Goal
Could you format the data as a two-column CSV with the columns instruction and output, one row pairing each instruction with its output, each value in a single quoted field with line breaks turned into spaces? Begin at the line that has "Localize each UI component in this 1080px", stop after the line that has "search-icon[interactable] — [954, 374, 1014, 434]", and leave the pictures out.

Exercise inputs

▽

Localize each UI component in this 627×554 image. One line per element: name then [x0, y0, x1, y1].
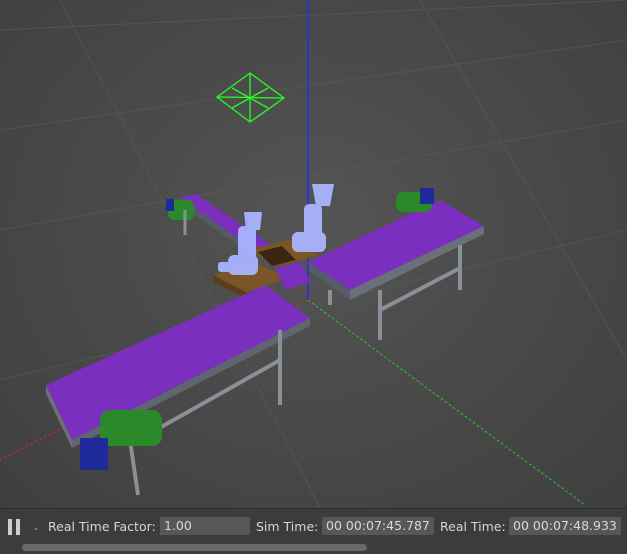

△
▽

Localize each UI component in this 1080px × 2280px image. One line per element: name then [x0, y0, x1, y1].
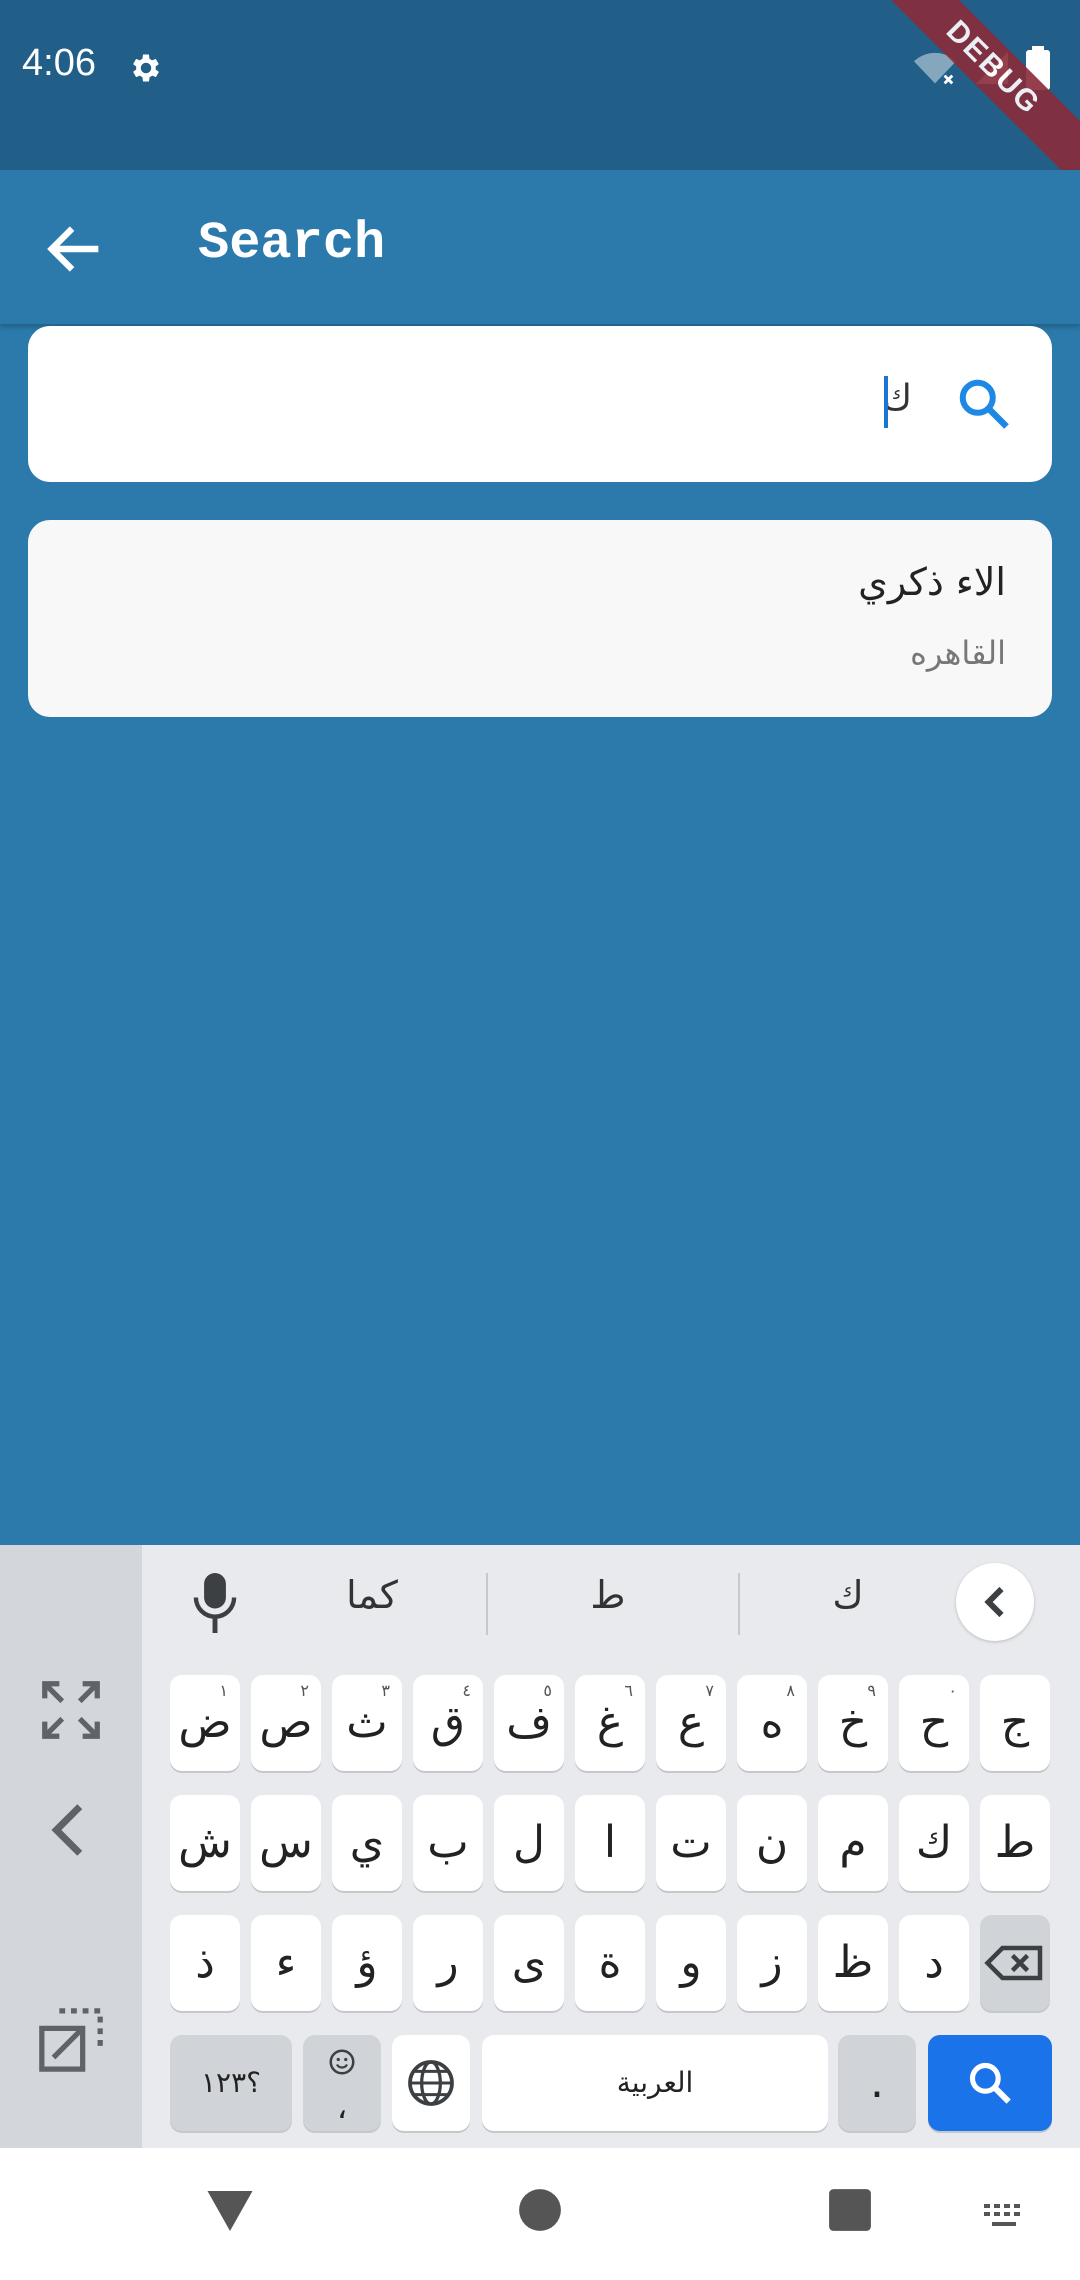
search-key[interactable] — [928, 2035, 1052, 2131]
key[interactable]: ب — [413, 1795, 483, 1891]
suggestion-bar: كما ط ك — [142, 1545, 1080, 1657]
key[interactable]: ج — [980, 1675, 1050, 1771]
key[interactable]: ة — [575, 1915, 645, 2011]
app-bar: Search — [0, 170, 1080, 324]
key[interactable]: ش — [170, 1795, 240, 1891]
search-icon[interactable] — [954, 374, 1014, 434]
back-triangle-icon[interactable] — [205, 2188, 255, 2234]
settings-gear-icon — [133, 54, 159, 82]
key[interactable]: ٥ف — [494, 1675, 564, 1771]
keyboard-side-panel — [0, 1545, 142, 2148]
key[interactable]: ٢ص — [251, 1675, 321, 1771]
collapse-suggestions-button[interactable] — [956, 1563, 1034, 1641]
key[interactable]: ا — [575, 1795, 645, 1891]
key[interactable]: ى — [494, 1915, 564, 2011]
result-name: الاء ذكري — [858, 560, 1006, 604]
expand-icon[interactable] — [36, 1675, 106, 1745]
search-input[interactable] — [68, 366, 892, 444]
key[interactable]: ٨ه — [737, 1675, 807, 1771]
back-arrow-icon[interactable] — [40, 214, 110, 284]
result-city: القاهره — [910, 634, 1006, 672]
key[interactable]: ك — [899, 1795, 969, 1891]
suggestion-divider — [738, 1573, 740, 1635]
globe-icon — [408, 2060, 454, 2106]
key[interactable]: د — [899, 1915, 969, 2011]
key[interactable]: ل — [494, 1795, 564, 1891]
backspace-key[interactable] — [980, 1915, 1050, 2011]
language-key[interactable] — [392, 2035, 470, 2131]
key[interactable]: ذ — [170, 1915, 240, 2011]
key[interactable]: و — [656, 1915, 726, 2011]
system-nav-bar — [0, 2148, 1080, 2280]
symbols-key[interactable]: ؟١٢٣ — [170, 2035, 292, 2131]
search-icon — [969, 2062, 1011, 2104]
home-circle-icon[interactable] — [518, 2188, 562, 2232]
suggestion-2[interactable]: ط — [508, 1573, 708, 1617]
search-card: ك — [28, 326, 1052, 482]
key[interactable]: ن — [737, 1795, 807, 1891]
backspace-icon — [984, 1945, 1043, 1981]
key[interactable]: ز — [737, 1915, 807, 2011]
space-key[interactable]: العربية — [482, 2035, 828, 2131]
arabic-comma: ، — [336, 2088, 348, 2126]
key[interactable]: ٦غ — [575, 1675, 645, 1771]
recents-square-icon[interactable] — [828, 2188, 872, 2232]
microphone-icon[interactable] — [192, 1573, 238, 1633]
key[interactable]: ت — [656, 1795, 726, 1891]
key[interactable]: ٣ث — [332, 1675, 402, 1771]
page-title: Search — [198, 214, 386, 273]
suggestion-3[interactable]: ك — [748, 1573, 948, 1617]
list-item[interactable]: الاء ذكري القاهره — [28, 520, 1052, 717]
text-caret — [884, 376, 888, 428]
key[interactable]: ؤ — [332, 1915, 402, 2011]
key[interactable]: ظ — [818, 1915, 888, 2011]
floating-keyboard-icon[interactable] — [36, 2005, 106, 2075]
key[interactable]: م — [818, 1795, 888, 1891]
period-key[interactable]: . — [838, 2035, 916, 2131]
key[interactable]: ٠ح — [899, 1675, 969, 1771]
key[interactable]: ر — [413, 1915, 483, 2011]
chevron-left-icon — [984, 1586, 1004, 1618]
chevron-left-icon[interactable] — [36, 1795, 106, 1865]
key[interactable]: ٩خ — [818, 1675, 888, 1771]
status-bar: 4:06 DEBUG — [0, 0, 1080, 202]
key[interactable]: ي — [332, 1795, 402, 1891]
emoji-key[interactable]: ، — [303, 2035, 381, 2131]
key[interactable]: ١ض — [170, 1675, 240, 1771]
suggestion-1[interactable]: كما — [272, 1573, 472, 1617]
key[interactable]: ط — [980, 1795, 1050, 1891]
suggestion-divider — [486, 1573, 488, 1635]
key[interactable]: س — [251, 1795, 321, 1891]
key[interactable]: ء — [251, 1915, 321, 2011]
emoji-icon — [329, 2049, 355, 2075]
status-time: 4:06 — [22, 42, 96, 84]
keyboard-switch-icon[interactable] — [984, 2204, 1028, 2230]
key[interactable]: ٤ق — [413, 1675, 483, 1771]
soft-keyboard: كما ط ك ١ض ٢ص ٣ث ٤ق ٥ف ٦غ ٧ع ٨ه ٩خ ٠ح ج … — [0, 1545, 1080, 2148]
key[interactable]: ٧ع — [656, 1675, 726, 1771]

△

Reply to the task
instruction,output
"Localize each UI component in this 1080px × 2280px image. One line per element: name then [x0, y0, x1, y1].","search-key[interactable] — [928, 2035, 1052, 2131] key[interactable]: ب — [413, 1795, 483, 1891] suggestion-bar: كما ط ك — [142, 1545, 1080, 1657] key[interactable]: ج — [980, 1675, 1050, 1771] key[interactable]: ة — [575, 1915, 645, 2011] app-bar: Search — [0, 170, 1080, 324] key[interactable]: ش — [170, 1795, 240, 1891] search-icon[interactable] — [954, 374, 1014, 434]"